Document segment
I recently got a reason to return to this question, and it seems I missed a part of the problem of differing outputs with different versions of semTools::reliability. Not only is not average variance calculated in newer version (which is by design) but the omega numbers are different with semtools 0.4-11 and later versions. The issue arises with categorical items - and dual loadings. So I make a new attempt at reproducing the problem below. Now using r 3.5.1, lavaan 0.6-1, and semTools 0.5-0.


I am assuming that the newer version gives more accurate results - but would like to check this with someone who can tease apart code and formulas better than I can. Thank you!


Benny


 

 # Script

 

install.packages("semTools")

 

library(lavaan)   # lavaan_0.6-1 

library(semTools) # semTools_0.5-0

 

# Make a copy of `HolzingerSwineford1939` and coerce x-items to three level

# ordered items

 

HS_categorical <- HolzingerSwineford1939

 

categorical_items <- c("x1", "x2", "x3", "x4", "x5",

                       "x6", "x7" ,"x8", "x9")

[Stored data entries]
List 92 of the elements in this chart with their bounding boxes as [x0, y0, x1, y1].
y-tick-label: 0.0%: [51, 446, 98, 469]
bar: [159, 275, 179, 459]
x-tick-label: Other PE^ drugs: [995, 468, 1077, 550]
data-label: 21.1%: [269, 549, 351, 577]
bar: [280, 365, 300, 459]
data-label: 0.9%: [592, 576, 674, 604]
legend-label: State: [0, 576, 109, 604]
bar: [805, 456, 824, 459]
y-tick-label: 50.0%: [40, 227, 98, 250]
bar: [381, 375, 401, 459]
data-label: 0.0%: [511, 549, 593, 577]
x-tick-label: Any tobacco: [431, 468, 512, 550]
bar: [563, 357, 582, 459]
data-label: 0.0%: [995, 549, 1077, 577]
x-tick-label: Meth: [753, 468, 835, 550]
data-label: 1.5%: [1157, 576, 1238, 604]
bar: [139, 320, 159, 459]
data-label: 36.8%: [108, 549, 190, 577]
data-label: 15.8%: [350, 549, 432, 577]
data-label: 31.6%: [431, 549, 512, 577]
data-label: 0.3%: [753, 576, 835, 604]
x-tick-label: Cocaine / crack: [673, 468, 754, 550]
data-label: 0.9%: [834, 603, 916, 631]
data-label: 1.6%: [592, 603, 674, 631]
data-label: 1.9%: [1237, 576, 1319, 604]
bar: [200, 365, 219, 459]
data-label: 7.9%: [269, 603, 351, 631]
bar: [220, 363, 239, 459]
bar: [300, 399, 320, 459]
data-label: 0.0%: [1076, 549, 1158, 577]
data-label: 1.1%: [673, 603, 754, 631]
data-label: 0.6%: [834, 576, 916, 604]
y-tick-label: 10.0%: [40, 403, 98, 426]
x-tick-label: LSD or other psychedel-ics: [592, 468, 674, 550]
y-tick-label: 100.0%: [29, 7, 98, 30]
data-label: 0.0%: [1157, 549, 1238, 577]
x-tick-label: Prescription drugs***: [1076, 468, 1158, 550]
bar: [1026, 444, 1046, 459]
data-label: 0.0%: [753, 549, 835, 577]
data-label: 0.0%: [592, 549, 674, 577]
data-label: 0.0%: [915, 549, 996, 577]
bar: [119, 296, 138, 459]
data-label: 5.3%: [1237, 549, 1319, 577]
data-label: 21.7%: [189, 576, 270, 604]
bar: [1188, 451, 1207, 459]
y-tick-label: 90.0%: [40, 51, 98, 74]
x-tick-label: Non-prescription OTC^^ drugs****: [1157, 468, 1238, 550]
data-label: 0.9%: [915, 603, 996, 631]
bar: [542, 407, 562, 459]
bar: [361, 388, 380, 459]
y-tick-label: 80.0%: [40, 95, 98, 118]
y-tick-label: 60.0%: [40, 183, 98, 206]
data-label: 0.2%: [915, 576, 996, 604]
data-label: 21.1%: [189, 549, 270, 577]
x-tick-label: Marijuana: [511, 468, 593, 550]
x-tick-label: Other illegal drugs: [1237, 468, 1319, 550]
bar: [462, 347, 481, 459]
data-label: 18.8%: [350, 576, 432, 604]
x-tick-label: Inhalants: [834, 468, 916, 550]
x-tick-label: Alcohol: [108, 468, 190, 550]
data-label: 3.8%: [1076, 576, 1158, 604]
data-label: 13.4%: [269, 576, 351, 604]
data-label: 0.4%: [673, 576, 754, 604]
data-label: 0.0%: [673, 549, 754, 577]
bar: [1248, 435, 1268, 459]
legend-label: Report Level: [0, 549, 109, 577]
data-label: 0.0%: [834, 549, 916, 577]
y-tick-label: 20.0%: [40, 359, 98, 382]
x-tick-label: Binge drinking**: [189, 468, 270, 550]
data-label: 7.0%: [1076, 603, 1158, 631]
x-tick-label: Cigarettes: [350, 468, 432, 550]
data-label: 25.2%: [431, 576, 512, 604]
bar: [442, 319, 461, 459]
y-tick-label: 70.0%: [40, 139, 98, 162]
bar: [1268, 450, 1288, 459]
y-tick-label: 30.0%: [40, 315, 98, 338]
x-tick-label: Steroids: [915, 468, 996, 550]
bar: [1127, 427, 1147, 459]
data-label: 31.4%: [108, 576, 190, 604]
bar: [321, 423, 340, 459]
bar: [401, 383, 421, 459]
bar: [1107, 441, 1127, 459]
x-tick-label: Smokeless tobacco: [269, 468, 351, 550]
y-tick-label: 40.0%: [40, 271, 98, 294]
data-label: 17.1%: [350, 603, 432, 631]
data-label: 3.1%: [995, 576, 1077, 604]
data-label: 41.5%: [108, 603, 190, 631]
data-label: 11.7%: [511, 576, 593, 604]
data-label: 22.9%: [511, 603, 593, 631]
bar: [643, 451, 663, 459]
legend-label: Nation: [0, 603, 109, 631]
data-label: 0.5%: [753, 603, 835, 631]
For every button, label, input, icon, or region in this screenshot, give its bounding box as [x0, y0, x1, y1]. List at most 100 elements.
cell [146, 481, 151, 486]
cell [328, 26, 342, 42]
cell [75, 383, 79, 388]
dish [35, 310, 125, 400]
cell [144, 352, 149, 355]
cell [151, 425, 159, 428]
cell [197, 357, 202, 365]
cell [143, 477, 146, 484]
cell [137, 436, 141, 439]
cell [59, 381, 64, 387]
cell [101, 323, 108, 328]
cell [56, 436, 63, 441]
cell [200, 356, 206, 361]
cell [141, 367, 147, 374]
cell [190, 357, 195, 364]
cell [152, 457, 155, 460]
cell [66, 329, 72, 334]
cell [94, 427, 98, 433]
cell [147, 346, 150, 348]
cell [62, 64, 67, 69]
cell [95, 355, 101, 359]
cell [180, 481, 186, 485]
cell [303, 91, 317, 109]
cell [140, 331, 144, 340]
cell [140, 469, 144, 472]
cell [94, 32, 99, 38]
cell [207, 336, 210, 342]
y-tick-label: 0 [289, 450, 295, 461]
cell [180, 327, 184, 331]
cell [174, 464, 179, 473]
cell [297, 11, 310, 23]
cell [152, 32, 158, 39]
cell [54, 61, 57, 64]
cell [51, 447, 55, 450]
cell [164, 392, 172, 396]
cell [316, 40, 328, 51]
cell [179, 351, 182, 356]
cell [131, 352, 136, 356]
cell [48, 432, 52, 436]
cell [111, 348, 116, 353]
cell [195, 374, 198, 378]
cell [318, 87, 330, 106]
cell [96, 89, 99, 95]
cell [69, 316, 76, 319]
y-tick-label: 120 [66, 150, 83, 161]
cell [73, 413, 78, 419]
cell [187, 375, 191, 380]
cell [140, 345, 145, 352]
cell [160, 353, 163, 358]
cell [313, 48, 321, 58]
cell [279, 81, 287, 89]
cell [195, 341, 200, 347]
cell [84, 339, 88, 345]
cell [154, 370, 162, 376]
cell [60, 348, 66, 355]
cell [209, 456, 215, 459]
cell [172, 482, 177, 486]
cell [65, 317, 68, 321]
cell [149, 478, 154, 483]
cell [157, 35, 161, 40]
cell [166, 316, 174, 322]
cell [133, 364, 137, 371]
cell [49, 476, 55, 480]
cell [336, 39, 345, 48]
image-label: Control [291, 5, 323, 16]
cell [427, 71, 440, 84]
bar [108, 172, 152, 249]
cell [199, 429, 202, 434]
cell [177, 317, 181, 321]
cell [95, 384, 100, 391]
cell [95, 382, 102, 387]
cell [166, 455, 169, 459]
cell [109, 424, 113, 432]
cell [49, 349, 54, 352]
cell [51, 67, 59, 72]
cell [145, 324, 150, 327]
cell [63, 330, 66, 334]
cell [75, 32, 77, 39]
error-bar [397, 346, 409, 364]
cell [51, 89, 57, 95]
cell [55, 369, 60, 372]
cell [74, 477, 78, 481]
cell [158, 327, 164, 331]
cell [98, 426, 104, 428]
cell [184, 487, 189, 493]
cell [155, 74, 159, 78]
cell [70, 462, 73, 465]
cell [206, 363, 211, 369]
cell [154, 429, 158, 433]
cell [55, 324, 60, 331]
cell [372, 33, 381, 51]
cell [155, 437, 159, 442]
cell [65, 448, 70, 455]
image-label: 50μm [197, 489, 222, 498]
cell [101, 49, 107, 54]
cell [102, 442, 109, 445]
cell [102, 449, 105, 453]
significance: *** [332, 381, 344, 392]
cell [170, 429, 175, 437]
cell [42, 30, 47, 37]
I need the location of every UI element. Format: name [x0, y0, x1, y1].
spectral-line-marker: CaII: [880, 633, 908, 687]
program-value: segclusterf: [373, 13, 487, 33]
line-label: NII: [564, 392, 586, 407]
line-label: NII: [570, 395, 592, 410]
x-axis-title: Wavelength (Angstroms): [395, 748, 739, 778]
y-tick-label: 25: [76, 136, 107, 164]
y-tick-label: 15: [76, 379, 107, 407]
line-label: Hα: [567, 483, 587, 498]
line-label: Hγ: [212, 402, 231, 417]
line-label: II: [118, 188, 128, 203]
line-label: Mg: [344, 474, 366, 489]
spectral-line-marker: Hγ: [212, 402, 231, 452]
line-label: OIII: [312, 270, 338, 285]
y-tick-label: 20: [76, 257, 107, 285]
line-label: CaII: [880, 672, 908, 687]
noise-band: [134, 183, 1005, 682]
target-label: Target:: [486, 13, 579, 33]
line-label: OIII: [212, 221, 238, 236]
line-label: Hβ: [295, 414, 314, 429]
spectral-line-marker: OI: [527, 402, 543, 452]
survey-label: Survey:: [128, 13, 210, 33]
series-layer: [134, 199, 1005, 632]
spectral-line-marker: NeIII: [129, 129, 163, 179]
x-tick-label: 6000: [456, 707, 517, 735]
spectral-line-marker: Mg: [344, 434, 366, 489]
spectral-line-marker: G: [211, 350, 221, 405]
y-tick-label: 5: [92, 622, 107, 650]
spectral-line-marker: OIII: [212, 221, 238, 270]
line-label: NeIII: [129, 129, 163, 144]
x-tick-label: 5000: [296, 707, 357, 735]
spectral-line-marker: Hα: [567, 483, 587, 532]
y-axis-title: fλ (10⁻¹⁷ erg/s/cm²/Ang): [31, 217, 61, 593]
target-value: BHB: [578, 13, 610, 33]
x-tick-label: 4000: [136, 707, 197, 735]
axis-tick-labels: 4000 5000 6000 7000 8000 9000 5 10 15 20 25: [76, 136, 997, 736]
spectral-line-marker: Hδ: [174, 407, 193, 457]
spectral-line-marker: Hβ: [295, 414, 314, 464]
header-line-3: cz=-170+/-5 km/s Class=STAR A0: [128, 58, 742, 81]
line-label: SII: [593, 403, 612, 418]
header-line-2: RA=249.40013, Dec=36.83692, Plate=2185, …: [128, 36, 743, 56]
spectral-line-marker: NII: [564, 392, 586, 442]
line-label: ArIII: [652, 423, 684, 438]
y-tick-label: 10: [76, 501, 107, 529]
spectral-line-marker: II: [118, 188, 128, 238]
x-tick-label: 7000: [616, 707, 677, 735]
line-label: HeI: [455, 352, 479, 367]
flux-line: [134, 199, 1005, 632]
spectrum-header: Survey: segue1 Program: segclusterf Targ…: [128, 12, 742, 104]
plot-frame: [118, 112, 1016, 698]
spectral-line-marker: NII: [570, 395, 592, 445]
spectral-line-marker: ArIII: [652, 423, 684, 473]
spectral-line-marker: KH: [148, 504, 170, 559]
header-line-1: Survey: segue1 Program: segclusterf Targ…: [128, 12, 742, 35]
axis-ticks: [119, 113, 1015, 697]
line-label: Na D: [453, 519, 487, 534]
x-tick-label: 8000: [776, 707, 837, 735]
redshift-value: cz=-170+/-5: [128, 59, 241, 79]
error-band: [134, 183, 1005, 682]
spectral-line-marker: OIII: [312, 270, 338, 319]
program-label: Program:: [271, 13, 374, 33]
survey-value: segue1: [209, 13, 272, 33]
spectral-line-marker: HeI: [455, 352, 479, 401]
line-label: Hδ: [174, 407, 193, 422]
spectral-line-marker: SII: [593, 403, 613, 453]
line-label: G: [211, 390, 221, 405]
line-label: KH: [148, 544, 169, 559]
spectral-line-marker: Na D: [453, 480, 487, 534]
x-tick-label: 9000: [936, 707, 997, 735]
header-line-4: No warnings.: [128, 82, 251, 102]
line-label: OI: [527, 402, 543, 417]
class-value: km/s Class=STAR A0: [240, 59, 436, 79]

Your goal
Transcribe the part of the post about semTools reliability output starting at "I recently got" and ending at "and semTools 0.5-0.".

Reply to the exercise
I recently got a reason to return to this question, and it seems I missed a part of the problem of differing outputs with different versions of semTools::reliability. Not only is not average variance calculated in newer version (which is by design) but the omega numbers are different with semtools 0.4-11 and later versions. The issue arises with categorical items - and dual loadings. So I make a new attempt at reproducing the problem below. Now using r 3.5.1, lavaan 0.6-1, and semTools 0.5-0.